Aim:
Output nothing but the number of lines that include the word "fraction".

Task input:
<<<<

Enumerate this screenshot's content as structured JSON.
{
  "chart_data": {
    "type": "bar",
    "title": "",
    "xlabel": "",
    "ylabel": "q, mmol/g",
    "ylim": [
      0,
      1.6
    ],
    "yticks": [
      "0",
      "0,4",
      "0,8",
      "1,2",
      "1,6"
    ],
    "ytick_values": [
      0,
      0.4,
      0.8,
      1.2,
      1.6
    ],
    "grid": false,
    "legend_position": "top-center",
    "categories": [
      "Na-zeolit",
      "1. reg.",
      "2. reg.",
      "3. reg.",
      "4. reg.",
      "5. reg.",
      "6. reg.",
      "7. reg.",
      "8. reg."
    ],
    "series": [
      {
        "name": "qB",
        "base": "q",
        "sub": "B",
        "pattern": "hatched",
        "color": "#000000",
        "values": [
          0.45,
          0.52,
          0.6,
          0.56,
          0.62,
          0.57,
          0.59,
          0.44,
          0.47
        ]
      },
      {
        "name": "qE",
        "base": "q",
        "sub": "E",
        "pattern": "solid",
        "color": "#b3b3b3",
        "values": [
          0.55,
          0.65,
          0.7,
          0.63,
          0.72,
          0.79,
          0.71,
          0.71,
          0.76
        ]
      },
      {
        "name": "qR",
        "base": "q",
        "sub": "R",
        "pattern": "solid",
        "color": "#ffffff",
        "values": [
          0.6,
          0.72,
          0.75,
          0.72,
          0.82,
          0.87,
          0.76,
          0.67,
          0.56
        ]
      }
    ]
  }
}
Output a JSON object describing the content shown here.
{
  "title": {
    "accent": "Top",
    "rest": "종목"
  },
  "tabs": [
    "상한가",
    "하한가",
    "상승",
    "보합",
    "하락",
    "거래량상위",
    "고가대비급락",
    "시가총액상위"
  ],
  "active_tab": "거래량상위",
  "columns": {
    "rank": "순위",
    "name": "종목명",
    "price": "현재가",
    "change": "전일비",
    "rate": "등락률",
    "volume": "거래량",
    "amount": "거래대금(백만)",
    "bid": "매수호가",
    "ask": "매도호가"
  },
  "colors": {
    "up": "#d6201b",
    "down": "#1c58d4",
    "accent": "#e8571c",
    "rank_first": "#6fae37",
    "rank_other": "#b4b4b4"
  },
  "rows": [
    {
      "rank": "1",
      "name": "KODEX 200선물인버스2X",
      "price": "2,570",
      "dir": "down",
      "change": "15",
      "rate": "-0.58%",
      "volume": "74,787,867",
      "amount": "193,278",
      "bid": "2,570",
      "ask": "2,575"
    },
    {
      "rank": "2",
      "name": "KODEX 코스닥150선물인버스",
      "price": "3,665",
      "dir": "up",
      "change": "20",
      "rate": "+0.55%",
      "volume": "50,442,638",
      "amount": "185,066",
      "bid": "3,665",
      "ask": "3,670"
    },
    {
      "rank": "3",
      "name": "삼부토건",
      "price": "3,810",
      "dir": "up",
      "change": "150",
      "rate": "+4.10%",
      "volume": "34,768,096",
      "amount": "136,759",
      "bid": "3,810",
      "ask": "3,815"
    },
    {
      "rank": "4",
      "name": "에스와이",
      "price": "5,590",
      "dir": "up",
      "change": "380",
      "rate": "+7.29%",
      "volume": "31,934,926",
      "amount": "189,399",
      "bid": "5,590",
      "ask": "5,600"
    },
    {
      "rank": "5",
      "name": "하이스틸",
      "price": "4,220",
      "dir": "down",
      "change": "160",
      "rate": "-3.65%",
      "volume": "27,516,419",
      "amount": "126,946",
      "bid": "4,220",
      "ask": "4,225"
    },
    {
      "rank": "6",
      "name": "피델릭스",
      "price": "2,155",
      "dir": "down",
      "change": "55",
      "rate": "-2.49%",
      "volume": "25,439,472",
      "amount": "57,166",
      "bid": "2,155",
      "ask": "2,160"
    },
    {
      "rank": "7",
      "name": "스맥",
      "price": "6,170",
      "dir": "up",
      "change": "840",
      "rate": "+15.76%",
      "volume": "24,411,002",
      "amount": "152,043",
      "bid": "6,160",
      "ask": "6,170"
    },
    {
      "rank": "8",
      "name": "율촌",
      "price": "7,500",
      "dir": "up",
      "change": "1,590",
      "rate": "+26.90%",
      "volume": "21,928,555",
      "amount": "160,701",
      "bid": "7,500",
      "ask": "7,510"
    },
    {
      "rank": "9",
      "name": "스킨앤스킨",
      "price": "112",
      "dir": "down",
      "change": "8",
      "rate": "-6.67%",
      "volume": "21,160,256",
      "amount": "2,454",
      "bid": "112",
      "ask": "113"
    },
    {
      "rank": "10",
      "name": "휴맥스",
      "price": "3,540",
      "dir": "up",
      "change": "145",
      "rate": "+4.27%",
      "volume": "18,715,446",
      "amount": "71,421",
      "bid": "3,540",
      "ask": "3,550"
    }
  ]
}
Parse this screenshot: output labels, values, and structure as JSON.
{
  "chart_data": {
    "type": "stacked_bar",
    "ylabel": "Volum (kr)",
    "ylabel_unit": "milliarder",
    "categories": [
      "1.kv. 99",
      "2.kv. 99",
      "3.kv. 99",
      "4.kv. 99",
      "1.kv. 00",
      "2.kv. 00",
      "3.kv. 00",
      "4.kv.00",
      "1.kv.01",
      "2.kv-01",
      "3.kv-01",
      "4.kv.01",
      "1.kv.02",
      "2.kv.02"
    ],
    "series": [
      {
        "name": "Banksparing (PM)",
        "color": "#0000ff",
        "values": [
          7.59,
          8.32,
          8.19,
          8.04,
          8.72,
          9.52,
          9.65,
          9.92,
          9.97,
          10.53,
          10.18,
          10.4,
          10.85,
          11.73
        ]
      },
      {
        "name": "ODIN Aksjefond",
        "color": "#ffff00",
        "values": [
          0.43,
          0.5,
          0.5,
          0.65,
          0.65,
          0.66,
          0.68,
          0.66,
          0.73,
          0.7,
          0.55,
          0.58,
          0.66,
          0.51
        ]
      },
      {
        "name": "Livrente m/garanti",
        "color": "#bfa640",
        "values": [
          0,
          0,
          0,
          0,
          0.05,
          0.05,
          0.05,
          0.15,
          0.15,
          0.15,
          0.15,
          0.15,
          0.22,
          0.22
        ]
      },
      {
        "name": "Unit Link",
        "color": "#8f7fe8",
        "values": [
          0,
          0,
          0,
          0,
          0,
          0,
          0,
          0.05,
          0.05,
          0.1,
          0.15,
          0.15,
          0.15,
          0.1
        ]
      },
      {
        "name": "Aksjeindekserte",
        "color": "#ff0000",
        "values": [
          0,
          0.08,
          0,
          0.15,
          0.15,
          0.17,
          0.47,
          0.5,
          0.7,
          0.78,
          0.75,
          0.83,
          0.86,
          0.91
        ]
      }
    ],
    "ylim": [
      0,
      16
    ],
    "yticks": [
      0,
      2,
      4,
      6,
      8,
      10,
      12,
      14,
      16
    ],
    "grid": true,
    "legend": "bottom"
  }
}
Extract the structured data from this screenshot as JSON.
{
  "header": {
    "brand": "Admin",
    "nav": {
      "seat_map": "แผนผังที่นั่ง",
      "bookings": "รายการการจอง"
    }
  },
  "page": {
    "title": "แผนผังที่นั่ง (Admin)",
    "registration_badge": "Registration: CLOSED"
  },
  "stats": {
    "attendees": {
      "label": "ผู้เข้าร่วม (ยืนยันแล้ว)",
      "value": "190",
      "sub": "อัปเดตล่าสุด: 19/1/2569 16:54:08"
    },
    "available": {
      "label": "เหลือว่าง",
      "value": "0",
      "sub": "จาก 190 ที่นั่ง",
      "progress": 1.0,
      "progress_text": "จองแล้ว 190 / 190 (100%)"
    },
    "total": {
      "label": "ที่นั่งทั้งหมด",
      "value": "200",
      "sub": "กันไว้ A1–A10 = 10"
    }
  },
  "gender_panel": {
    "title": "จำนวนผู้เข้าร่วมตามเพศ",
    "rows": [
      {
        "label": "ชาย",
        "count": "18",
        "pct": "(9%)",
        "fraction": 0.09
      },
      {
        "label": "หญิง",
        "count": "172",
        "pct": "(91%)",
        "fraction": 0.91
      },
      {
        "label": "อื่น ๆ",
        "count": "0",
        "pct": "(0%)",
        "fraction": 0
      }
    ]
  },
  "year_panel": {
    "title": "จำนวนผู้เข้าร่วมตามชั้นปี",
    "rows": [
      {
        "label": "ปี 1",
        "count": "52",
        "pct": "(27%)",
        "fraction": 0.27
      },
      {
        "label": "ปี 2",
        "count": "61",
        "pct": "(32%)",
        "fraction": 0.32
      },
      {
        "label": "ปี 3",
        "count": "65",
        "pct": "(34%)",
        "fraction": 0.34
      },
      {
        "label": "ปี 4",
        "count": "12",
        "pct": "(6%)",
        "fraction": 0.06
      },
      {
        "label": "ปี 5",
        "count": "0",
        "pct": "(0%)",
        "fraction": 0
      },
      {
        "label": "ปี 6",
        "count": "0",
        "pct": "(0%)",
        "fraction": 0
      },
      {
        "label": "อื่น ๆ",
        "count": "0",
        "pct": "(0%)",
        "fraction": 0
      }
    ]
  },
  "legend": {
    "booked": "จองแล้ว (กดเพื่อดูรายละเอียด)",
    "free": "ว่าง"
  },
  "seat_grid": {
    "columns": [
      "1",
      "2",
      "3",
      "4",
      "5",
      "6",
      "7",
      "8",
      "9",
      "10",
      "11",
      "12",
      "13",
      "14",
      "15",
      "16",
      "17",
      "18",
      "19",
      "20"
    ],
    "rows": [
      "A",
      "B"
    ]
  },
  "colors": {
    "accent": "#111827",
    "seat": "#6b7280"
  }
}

>>>>

In response:
10